━━━ RECORDS SUPPLIED
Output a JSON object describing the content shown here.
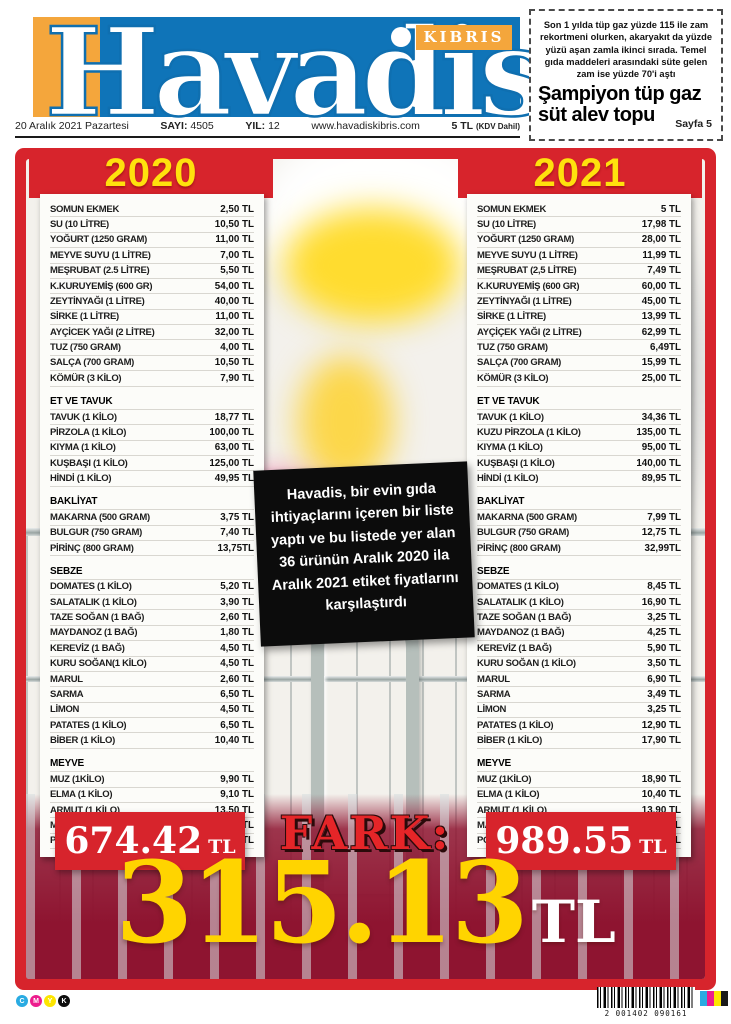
{
  "header": {
    "masthead": {
      "title": "Havadis",
      "region": "KIBRIS"
    },
    "dateline": {
      "date": "20 Aralık 2021 Pazartesi",
      "issue_label": "SAYI:",
      "issue": "4505",
      "year_label": "YIL:",
      "year": "12",
      "website": "www.havadiskibris.com",
      "price": "5 TL",
      "price_note": "(KDV Dahil)"
    },
    "teaser": {
      "summary": "Son 1 yılda tüp gaz yüzde 115 ile zam rekortmeni olurken, akaryakıt da yüzde yüzü aşan zamla ikinci sırada. Temel gıda maddeleri arasındaki süte gelen zam ise yüzde 70'i aştı",
      "headline": "Şampiyon tüp gaz süt alev topu",
      "page_ref": "Sayfa 5"
    }
  },
  "comparison": {
    "note": "Havadis, bir evin gıda ihtiyaçlarını içeren bir liste yaptı ve bu listede yer alan 36 ürünün Aralık 2020 ila Aralık 2021 etiket fiyatlarını karşılaştırdı",
    "fark_label": "FARK:",
    "difference": {
      "value": "315.13",
      "unit": "TL"
    },
    "y2020": {
      "title": "2020",
      "total": {
        "value": "674.42",
        "unit": "TL"
      },
      "sections": [
        {
          "header": "",
          "items": [
            {
              "label": "SOMUN EKMEK",
              "price": "2,50 TL"
            },
            {
              "label": "SU (10 LİTRE)",
              "price": "10,50 TL"
            },
            {
              "label": "YOĞURT (1250 GRAM)",
              "price": "11,00 TL"
            },
            {
              "label": "MEYVE SUYU (1 LİTRE)",
              "price": "7,00 TL"
            },
            {
              "label": "MEŞRUBAT (2.5 LİTRE)",
              "price": "5,50 TL"
            },
            {
              "label": "K.KURUYEMİŞ (600 GR)",
              "price": "54,00 TL"
            },
            {
              "label": "ZEYTİNYAĞI (1 LİTRE)",
              "price": "40,00 TL"
            },
            {
              "label": "SİRKE (1 LİTRE)",
              "price": "11,00 TL"
            },
            {
              "label": "AYÇİCEK YAĞI (2 LİTRE)",
              "price": "32,00 TL"
            },
            {
              "label": "TUZ (750 GRAM)",
              "price": "4,00 TL"
            },
            {
              "label": "SALÇA (700 GRAM)",
              "price": "10,50 TL"
            },
            {
              "label": "KÖMÜR (3 KİLO)",
              "price": "7,90 TL"
            }
          ]
        },
        {
          "header": "ET VE TAVUK",
          "items": [
            {
              "label": "TAVUK (1 KİLO)",
              "price": "18,77 TL"
            },
            {
              "label": "PİRZOLA (1 KİLO)",
              "price": "100,00 TL"
            },
            {
              "label": "KIYMA (1 KİLO)",
              "price": "63,00 TL"
            },
            {
              "label": "KUŞBAŞI (1 KİLO)",
              "price": "125,00 TL"
            },
            {
              "label": "HİNDİ (1 KİLO)",
              "price": "49,95 TL"
            }
          ]
        },
        {
          "header": "BAKLİYAT",
          "items": [
            {
              "label": "MAKARNA (500 GRAM)",
              "price": "3,75 TL"
            },
            {
              "label": "BULGUR (750 GRAM)",
              "price": "7,40 TL"
            },
            {
              "label": "PİRİNÇ (800 GRAM)",
              "price": "13,75TL"
            }
          ]
        },
        {
          "header": "SEBZE",
          "items": [
            {
              "label": "DOMATES (1 KİLO)",
              "price": "5,20 TL"
            },
            {
              "label": "SALATALIK (1 KİLO)",
              "price": "3,90 TL"
            },
            {
              "label": "TAZE SOĞAN (1 BAĞ)",
              "price": "2,60 TL"
            },
            {
              "label": "MAYDANOZ (1 BAĞ)",
              "price": "1,80 TL"
            },
            {
              "label": "KEREVİZ (1 BAĞ)",
              "price": "4,50 TL"
            },
            {
              "label": "KURU SOĞAN(1 KİLO)",
              "price": "4,50 TL"
            },
            {
              "label": "MARUL",
              "price": "2,60 TL"
            },
            {
              "label": "SARMA",
              "price": "6,50 TL"
            },
            {
              "label": "LİMON",
              "price": "4,50 TL"
            },
            {
              "label": "PATATES (1 KİLO)",
              "price": "6,50 TL"
            },
            {
              "label": "BİBER (1 KİLO)",
              "price": "10,40 TL"
            }
          ]
        },
        {
          "header": "MEYVE",
          "items": [
            {
              "label": "MUZ (1KİLO)",
              "price": "9,90 TL"
            },
            {
              "label": "ELMA (1 KİLO)",
              "price": "9,10 TL"
            },
            {
              "label": "ARMUT (1 KİLO)",
              "price": "13,50 TL"
            },
            {
              "label": "MANDALİNA (1 KİLO)",
              "price": "4,90 TL"
            },
            {
              "label": "PORTAKAL (1 KİLO)",
              "price": "6,50 TL"
            }
          ]
        }
      ]
    },
    "y2021": {
      "title": "2021",
      "total": {
        "value": "989.55",
        "unit": "TL"
      },
      "sections": [
        {
          "header": "",
          "items": [
            {
              "label": "SOMUN EKMEK",
              "price": "5 TL"
            },
            {
              "label": "SU (10 LİTRE)",
              "price": "17,98 TL"
            },
            {
              "label": "YOĞURT (1250 GRAM)",
              "price": "28,00 TL"
            },
            {
              "label": "MEYVE SUYU (1 LİTRE)",
              "price": "11,99 TL"
            },
            {
              "label": "MEŞRUBAT (2,5 LİTRE)",
              "price": "7,49 TL"
            },
            {
              "label": "K.KURUYEMİŞ (600 GR)",
              "price": "60,00 TL"
            },
            {
              "label": "ZEYTİNYAĞI (1 LİTRE)",
              "price": "45,00 TL"
            },
            {
              "label": "SİRKE (1 LİTRE)",
              "price": "13,99 TL"
            },
            {
              "label": "AYÇİÇEK YAĞI (2 LİTRE)",
              "price": "62,99 TL"
            },
            {
              "label": "TUZ (750 GRAM)",
              "price": "6,49TL"
            },
            {
              "label": "SALÇA (700 GRAM)",
              "price": "15,99 TL"
            },
            {
              "label": "KÖMÜR (3 KİLO)",
              "price": "25,00 TL"
            }
          ]
        },
        {
          "header": "ET VE TAVUK",
          "items": [
            {
              "label": "TAVUK (1 KİLO)",
              "price": "34,36 TL"
            },
            {
              "label": "KUZU PİRZOLA (1 KİLO)",
              "price": "135,00 TL"
            },
            {
              "label": "KIYMA (1 KİLO)",
              "price": "95,00 TL"
            },
            {
              "label": "KUŞBAŞI (1 KİLO)",
              "price": "140,00 TL"
            },
            {
              "label": "HİNDİ (1 KİLO)",
              "price": "89,95 TL"
            }
          ]
        },
        {
          "header": "BAKLİYAT",
          "items": [
            {
              "label": "MAKARNA (500 GRAM)",
              "price": "7,99 TL"
            },
            {
              "label": "BULGUR (750 GRAM)",
              "price": "12,75 TL"
            },
            {
              "label": "PİRİNÇ (800 GRAM)",
              "price": "32,99TL"
            }
          ]
        },
        {
          "header": "SEBZE",
          "items": [
            {
              "label": "DOMATES (1 KİLO)",
              "price": "8,45 TL"
            },
            {
              "label": "SALATALIK (1 KİLO)",
              "price": "16,90 TL"
            },
            {
              "label": "TAZE SOĞAN (1 BAĞ)",
              "price": "3,25 TL"
            },
            {
              "label": "MAYDANOZ (1 BAĞ)",
              "price": "4,25 TL"
            },
            {
              "label": "KEREVİZ (1 BAĞ)",
              "price": "5,90 TL"
            },
            {
              "label": "KURU SOĞAN (1 KİLO)",
              "price": "3,50 TL"
            },
            {
              "label": "MARUL",
              "price": "6,90 TL"
            },
            {
              "label": "SARMA",
              "price": "3,49 TL"
            },
            {
              "label": "LİMON",
              "price": "3,25 TL"
            },
            {
              "label": "PATATES (1 KİLO)",
              "price": "12,90 TL"
            },
            {
              "label": "BİBER (1 KİLO)",
              "price": "17,90 TL"
            }
          ]
        },
        {
          "header": "MEYVE",
          "items": [
            {
              "label": "MUZ (1KİLO)",
              "price": "18,90 TL"
            },
            {
              "label": "ELMA (1 KİLO)",
              "price": "10,40 TL"
            },
            {
              "label": "ARMUT (1 KİLO)",
              "price": "13,90 TL"
            },
            {
              "label": "MANDALİNA (1 KİLO)",
              "price": "5,85 TL"
            },
            {
              "label": "PORTAKAL (1 KİLO)",
              "price": "5,85 TL"
            }
          ]
        }
      ]
    }
  },
  "footer": {
    "print_marks": [
      "C",
      "M",
      "Y",
      "K"
    ],
    "barcode_digits": "2 001402 090161"
  },
  "colors": {
    "brand_blue": "#0f74b8",
    "brand_orange": "#f4a63c",
    "frame_red": "#d7242c",
    "accent_yellow": "#ffe10d",
    "diff_yellow": "#ffd400"
  }
}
━━━━━━
TASK GOAL: Tally the lines containing "title". Provide the number without any other words.

FINAL RESULT: 3